▶ MATERIAL FOR THIS EXERCISE

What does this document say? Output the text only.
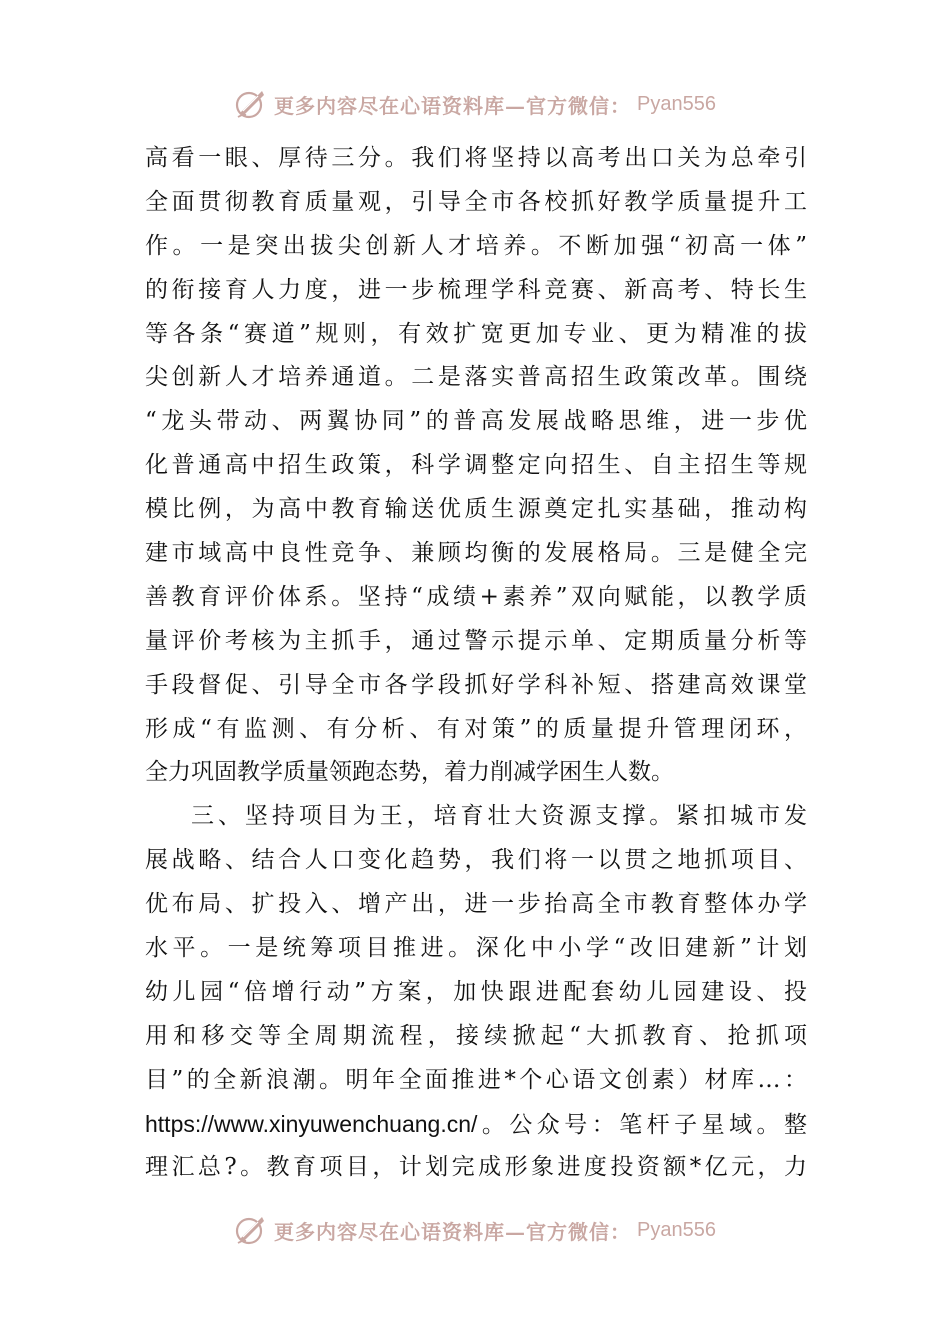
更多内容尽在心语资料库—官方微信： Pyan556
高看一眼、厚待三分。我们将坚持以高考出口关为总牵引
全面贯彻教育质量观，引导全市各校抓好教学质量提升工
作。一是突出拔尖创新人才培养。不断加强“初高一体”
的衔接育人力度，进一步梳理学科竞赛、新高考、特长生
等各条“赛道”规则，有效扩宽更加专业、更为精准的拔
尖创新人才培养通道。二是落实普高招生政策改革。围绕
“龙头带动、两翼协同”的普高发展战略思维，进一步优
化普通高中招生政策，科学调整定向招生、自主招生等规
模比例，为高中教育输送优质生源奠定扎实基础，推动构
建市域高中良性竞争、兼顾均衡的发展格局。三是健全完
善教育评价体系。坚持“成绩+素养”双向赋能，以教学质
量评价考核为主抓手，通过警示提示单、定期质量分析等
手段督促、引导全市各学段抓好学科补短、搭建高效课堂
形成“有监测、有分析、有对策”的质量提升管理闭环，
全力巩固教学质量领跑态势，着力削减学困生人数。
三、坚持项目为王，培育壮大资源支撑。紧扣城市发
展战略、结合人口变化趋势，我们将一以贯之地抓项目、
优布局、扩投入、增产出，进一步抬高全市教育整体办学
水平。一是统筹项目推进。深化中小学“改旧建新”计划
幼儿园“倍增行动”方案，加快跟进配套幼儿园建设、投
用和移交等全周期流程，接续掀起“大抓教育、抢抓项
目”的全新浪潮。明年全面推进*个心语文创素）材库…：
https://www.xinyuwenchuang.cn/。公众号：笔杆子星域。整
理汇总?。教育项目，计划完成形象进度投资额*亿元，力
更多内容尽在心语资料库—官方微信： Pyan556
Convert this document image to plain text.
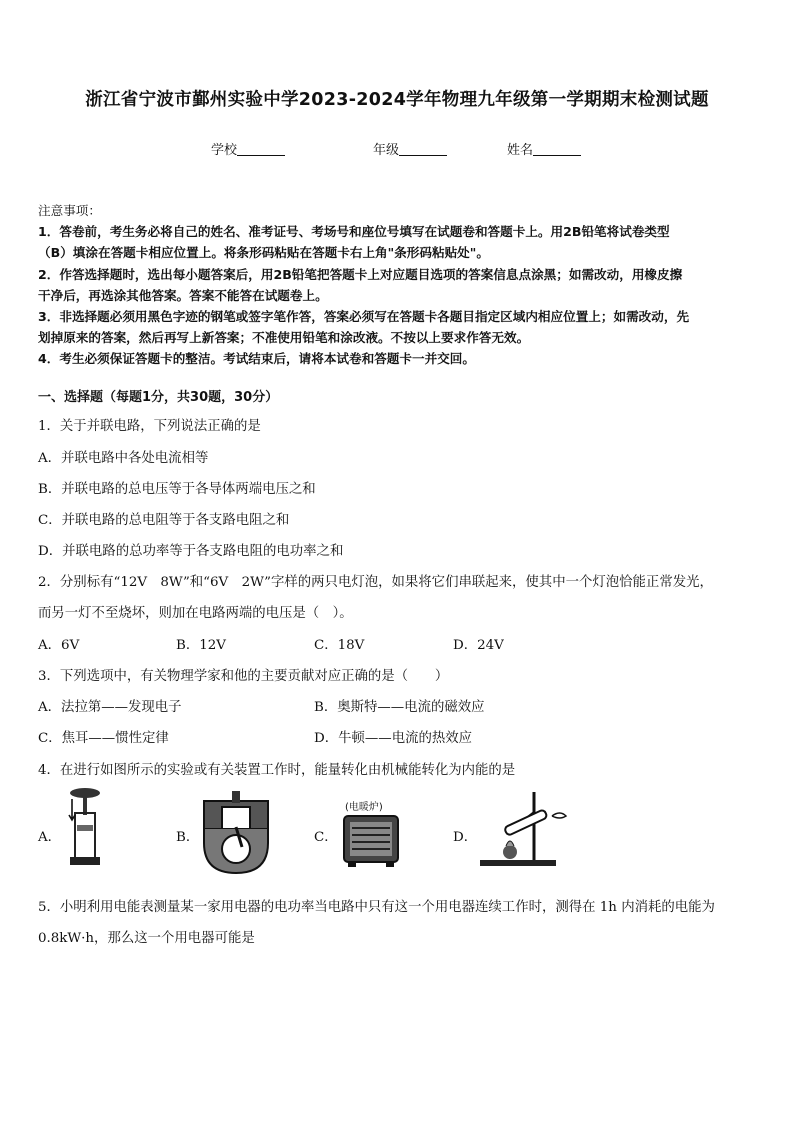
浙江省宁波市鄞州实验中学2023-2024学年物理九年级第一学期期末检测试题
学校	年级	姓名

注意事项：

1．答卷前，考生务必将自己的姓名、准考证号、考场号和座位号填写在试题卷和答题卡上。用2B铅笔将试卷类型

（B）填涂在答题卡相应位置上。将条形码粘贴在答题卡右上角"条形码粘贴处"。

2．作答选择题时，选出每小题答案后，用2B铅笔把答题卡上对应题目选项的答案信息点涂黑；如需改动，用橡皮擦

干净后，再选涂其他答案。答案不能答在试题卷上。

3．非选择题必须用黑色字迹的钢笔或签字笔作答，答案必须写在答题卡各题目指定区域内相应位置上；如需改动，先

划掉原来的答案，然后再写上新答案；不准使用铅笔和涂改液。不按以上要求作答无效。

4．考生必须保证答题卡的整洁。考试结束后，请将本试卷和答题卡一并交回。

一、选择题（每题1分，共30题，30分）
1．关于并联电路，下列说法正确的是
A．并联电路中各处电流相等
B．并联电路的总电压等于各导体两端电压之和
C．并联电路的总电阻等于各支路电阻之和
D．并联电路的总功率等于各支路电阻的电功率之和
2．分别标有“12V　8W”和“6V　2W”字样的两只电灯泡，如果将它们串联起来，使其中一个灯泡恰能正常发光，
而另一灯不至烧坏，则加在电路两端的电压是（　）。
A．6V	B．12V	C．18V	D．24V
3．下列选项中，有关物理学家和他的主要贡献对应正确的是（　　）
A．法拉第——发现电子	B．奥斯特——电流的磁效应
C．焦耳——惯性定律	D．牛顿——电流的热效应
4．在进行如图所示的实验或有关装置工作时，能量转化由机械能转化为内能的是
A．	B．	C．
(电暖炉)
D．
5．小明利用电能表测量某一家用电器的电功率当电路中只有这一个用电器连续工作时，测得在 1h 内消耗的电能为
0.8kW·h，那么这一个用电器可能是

▶ REQUIRED WORK
Restate the full listing verbatim and drop every picture.

▶ FULL RESPONSE
What does this document say? Output the text only.
更多内容尽在心语资料库—官方微信： Pyan556
高看一眼、厚待三分。我们将坚持以高考出口关为总牵引
全面贯彻教育质量观，引导全市各校抓好教学质量提升工
作。一是突出拔尖创新人才培养。不断加强“初高一体”
的衔接育人力度，进一步梳理学科竞赛、新高考、特长生
等各条“赛道”规则，有效扩宽更加专业、更为精准的拔
尖创新人才培养通道。二是落实普高招生政策改革。围绕
“龙头带动、两翼协同”的普高发展战略思维，进一步优
化普通高中招生政策，科学调整定向招生、自主招生等规
模比例，为高中教育输送优质生源奠定扎实基础，推动构
建市域高中良性竞争、兼顾均衡的发展格局。三是健全完
善教育评价体系。坚持“成绩+素养”双向赋能，以教学质
量评价考核为主抓手，通过警示提示单、定期质量分析等
手段督促、引导全市各学段抓好学科补短、搭建高效课堂
形成“有监测、有分析、有对策”的质量提升管理闭环，
全力巩固教学质量领跑态势，着力削减学困生人数。
三、坚持项目为王，培育壮大资源支撑。紧扣城市发
展战略、结合人口变化趋势，我们将一以贯之地抓项目、
优布局、扩投入、增产出，进一步抬高全市教育整体办学
水平。一是统筹项目推进。深化中小学“改旧建新”计划
幼儿园“倍增行动”方案，加快跟进配套幼儿园建设、投
用和移交等全周期流程，接续掀起“大抓教育、抢抓项
目”的全新浪潮。明年全面推进*个心语文创素）材库…：
https://www.xinyuwenchuang.cn/。公众号：笔杆子星域。整
理汇总?。教育项目，计划完成形象进度投资额*亿元，力
更多内容尽在心语资料库—官方微信： Pyan556
Convert this document image to plain text.
浙江省宁波市鄞州实验中学2023-2024学年物理九年级第一学期期末检测试题
学校	年级	姓名

注意事项：

1．答卷前，考生务必将自己的姓名、准考证号、考场号和座位号填写在试题卷和答题卡上。用2B铅笔将试卷类型

（B）填涂在答题卡相应位置上。将条形码粘贴在答题卡右上角"条形码粘贴处"。

2．作答选择题时，选出每小题答案后，用2B铅笔把答题卡上对应题目选项的答案信息点涂黑；如需改动，用橡皮擦

干净后，再选涂其他答案。答案不能答在试题卷上。

3．非选择题必须用黑色字迹的钢笔或签字笔作答，答案必须写在答题卡各题目指定区域内相应位置上；如需改动，先

划掉原来的答案，然后再写上新答案；不准使用铅笔和涂改液。不按以上要求作答无效。

4．考生必须保证答题卡的整洁。考试结束后，请将本试卷和答题卡一并交回。

一、选择题（每题1分，共30题，30分）
1．关于并联电路，下列说法正确的是
A．并联电路中各处电流相等
B．并联电路的总电压等于各导体两端电压之和
C．并联电路的总电阻等于各支路电阻之和
D．并联电路的总功率等于各支路电阻的电功率之和
2．分别标有“12V　8W”和“6V　2W”字样的两只电灯泡，如果将它们串联起来，使其中一个灯泡恰能正常发光，
而另一灯不至烧坏，则加在电路两端的电压是（　）。
A．6V	B．12V	C．18V	D．24V
3．下列选项中，有关物理学家和他的主要贡献对应正确的是（　　）
A．法拉第——发现电子	B．奥斯特——电流的磁效应
C．焦耳——惯性定律	D．牛顿——电流的热效应
4．在进行如图所示的实验或有关装置工作时，能量转化由机械能转化为内能的是
A．	B．	C．
(电暖炉)
D．
5．小明利用电能表测量某一家用电器的电功率当电路中只有这一个用电器连续工作时，测得在 1h 内消耗的电能为
0.8kW·h，那么这一个用电器可能是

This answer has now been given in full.